• To do:
Restate the complete material exactly.

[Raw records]
>>>

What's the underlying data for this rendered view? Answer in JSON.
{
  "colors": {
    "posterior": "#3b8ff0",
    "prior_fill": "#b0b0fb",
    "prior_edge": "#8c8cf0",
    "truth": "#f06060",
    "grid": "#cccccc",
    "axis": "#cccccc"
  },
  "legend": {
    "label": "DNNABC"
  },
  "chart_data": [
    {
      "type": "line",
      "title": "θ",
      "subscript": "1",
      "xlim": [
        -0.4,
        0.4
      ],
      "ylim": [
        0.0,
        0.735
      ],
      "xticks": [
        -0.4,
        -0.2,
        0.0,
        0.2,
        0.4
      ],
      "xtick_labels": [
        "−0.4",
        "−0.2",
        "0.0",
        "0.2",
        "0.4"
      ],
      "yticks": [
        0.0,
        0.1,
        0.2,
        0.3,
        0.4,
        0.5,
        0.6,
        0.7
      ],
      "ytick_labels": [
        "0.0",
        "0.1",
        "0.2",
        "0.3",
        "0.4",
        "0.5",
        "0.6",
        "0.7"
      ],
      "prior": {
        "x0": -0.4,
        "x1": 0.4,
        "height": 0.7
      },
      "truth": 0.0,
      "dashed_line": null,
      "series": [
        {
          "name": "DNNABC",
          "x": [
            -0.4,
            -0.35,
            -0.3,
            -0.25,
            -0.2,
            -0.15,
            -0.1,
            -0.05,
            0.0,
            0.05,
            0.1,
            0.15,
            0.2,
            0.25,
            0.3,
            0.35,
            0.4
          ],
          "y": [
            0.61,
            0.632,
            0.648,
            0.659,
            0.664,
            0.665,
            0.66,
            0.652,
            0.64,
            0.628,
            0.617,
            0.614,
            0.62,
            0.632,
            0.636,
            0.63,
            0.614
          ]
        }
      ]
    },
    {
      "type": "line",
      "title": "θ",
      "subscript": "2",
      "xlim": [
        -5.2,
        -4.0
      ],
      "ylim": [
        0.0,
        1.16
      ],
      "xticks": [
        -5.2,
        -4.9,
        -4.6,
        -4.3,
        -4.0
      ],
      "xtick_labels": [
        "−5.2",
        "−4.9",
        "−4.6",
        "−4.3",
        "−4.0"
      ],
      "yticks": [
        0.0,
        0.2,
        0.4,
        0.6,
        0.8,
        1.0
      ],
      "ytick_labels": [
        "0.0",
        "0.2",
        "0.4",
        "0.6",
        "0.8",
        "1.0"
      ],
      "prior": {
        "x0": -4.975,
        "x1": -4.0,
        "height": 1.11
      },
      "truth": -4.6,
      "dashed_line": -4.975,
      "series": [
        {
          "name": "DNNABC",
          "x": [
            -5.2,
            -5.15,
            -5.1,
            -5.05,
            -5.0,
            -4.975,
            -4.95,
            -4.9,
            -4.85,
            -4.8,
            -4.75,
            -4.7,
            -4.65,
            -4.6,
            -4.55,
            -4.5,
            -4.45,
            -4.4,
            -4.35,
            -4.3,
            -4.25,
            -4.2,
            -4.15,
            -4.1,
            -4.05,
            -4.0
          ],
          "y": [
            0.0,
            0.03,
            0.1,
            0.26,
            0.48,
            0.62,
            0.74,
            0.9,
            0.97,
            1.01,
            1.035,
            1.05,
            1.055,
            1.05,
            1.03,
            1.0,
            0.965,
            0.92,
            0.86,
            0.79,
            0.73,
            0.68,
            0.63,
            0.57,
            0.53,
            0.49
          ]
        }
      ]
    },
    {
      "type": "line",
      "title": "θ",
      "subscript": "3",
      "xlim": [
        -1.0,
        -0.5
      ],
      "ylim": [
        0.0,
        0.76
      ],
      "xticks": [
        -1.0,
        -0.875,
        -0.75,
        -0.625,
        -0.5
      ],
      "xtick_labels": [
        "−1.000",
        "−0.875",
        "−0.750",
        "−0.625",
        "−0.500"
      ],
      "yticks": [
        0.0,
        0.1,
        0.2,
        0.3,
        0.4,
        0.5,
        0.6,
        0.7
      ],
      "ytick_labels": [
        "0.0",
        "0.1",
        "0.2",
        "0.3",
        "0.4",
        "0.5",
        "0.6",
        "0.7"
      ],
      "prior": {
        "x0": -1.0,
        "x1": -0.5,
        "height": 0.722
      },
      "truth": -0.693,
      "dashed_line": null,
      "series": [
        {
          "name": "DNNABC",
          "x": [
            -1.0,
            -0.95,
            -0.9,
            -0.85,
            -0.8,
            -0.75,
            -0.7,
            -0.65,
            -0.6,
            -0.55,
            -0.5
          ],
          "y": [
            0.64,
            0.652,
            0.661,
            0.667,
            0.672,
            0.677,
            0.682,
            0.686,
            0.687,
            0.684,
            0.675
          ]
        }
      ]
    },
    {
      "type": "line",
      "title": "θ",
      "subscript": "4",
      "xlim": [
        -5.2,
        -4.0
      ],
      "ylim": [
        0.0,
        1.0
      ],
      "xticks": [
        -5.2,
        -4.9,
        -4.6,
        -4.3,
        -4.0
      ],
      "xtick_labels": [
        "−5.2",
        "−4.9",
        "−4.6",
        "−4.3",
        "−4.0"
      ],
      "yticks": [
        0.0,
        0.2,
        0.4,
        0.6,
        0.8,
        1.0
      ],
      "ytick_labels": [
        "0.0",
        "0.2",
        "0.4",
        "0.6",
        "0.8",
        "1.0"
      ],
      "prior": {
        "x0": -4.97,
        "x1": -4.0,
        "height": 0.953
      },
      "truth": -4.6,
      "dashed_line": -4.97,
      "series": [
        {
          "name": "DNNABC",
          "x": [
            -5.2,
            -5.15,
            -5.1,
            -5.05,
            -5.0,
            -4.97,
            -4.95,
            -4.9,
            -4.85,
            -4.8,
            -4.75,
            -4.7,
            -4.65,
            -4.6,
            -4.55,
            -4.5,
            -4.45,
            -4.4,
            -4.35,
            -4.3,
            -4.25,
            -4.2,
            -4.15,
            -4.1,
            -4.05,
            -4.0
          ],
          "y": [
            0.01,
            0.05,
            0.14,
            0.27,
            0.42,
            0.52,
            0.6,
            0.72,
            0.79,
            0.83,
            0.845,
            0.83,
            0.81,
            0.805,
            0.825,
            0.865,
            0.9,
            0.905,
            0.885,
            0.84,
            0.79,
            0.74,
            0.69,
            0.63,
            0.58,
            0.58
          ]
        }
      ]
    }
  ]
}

<<<

• Task result:
What's the underlying data for this rendered view? Answer in JSON.
{
  "colors": {
    "posterior": "#3b8ff0",
    "prior_fill": "#b0b0fb",
    "prior_edge": "#8c8cf0",
    "truth": "#f06060",
    "grid": "#cccccc",
    "axis": "#cccccc"
  },
  "legend": {
    "label": "DNNABC"
  },
  "chart_data": [
    {
      "type": "line",
      "title": "θ",
      "subscript": "1",
      "xlim": [
        -0.4,
        0.4
      ],
      "ylim": [
        0.0,
        0.735
      ],
      "xticks": [
        -0.4,
        -0.2,
        0.0,
        0.2,
        0.4
      ],
      "xtick_labels": [
        "−0.4",
        "−0.2",
        "0.0",
        "0.2",
        "0.4"
      ],
      "yticks": [
        0.0,
        0.1,
        0.2,
        0.3,
        0.4,
        0.5,
        0.6,
        0.7
      ],
      "ytick_labels": [
        "0.0",
        "0.1",
        "0.2",
        "0.3",
        "0.4",
        "0.5",
        "0.6",
        "0.7"
      ],
      "prior": {
        "x0": -0.4,
        "x1": 0.4,
        "height": 0.7
      },
      "truth": 0.0,
      "dashed_line": null,
      "series": [
        {
          "name": "DNNABC",
          "x": [
            -0.4,
            -0.35,
            -0.3,
            -0.25,
            -0.2,
            -0.15,
            -0.1,
            -0.05,
            0.0,
            0.05,
            0.1,
            0.15,
            0.2,
            0.25,
            0.3,
            0.35,
            0.4
          ],
          "y": [
            0.61,
            0.632,
            0.648,
            0.659,
            0.664,
            0.665,
            0.66,
            0.652,
            0.64,
            0.628,
            0.617,
            0.614,
            0.62,
            0.632,
            0.636,
            0.63,
            0.614
          ]
        }
      ]
    },
    {
      "type": "line",
      "title": "θ",
      "subscript": "2",
      "xlim": [
        -5.2,
        -4.0
      ],
      "ylim": [
        0.0,
        1.16
      ],
      "xticks": [
        -5.2,
        -4.9,
        -4.6,
        -4.3,
        -4.0
      ],
      "xtick_labels": [
        "−5.2",
        "−4.9",
        "−4.6",
        "−4.3",
        "−4.0"
      ],
      "yticks": [
        0.0,
        0.2,
        0.4,
        0.6,
        0.8,
        1.0
      ],
      "ytick_labels": [
        "0.0",
        "0.2",
        "0.4",
        "0.6",
        "0.8",
        "1.0"
      ],
      "prior": {
        "x0": -4.975,
        "x1": -4.0,
        "height": 1.11
      },
      "truth": -4.6,
      "dashed_line": -4.975,
      "series": [
        {
          "name": "DNNABC",
          "x": [
            -5.2,
            -5.15,
            -5.1,
            -5.05,
            -5.0,
            -4.975,
            -4.95,
            -4.9,
            -4.85,
            -4.8,
            -4.75,
            -4.7,
            -4.65,
            -4.6,
            -4.55,
            -4.5,
            -4.45,
            -4.4,
            -4.35,
            -4.3,
            -4.25,
            -4.2,
            -4.15,
            -4.1,
            -4.05,
            -4.0
          ],
          "y": [
            0.0,
            0.03,
            0.1,
            0.26,
            0.48,
            0.62,
            0.74,
            0.9,
            0.97,
            1.01,
            1.035,
            1.05,
            1.055,
            1.05,
            1.03,
            1.0,
            0.965,
            0.92,
            0.86,
            0.79,
            0.73,
            0.68,
            0.63,
            0.57,
            0.53,
            0.49
          ]
        }
      ]
    },
    {
      "type": "line",
      "title": "θ",
      "subscript": "3",
      "xlim": [
        -1.0,
        -0.5
      ],
      "ylim": [
        0.0,
        0.76
      ],
      "xticks": [
        -1.0,
        -0.875,
        -0.75,
        -0.625,
        -0.5
      ],
      "xtick_labels": [
        "−1.000",
        "−0.875",
        "−0.750",
        "−0.625",
        "−0.500"
      ],
      "yticks": [
        0.0,
        0.1,
        0.2,
        0.3,
        0.4,
        0.5,
        0.6,
        0.7
      ],
      "ytick_labels": [
        "0.0",
        "0.1",
        "0.2",
        "0.3",
        "0.4",
        "0.5",
        "0.6",
        "0.7"
      ],
      "prior": {
        "x0": -1.0,
        "x1": -0.5,
        "height": 0.722
      },
      "truth": -0.693,
      "dashed_line": null,
      "series": [
        {
          "name": "DNNABC",
          "x": [
            -1.0,
            -0.95,
            -0.9,
            -0.85,
            -0.8,
            -0.75,
            -0.7,
            -0.65,
            -0.6,
            -0.55,
            -0.5
          ],
          "y": [
            0.64,
            0.652,
            0.661,
            0.667,
            0.672,
            0.677,
            0.682,
            0.686,
            0.687,
            0.684,
            0.675
          ]
        }
      ]
    },
    {
      "type": "line",
      "title": "θ",
      "subscript": "4",
      "xlim": [
        -5.2,
        -4.0
      ],
      "ylim": [
        0.0,
        1.0
      ],
      "xticks": [
        -5.2,
        -4.9,
        -4.6,
        -4.3,
        -4.0
      ],
      "xtick_labels": [
        "−5.2",
        "−4.9",
        "−4.6",
        "−4.3",
        "−4.0"
      ],
      "yticks": [
        0.0,
        0.2,
        0.4,
        0.6,
        0.8,
        1.0
      ],
      "ytick_labels": [
        "0.0",
        "0.2",
        "0.4",
        "0.6",
        "0.8",
        "1.0"
      ],
      "prior": {
        "x0": -4.97,
        "x1": -4.0,
        "height": 0.953
      },
      "truth": -4.6,
      "dashed_line": -4.97,
      "series": [
        {
          "name": "DNNABC",
          "x": [
            -5.2,
            -5.15,
            -5.1,
            -5.05,
            -5.0,
            -4.97,
            -4.95,
            -4.9,
            -4.85,
            -4.8,
            -4.75,
            -4.7,
            -4.65,
            -4.6,
            -4.55,
            -4.5,
            -4.45,
            -4.4,
            -4.35,
            -4.3,
            -4.25,
            -4.2,
            -4.15,
            -4.1,
            -4.05,
            -4.0
          ],
          "y": [
            0.01,
            0.05,
            0.14,
            0.27,
            0.42,
            0.52,
            0.6,
            0.72,
            0.79,
            0.83,
            0.845,
            0.83,
            0.81,
            0.805,
            0.825,
            0.865,
            0.9,
            0.905,
            0.885,
            0.84,
            0.79,
            0.74,
            0.69,
            0.63,
            0.58,
            0.58
          ]
        }
      ]
    }
  ]
}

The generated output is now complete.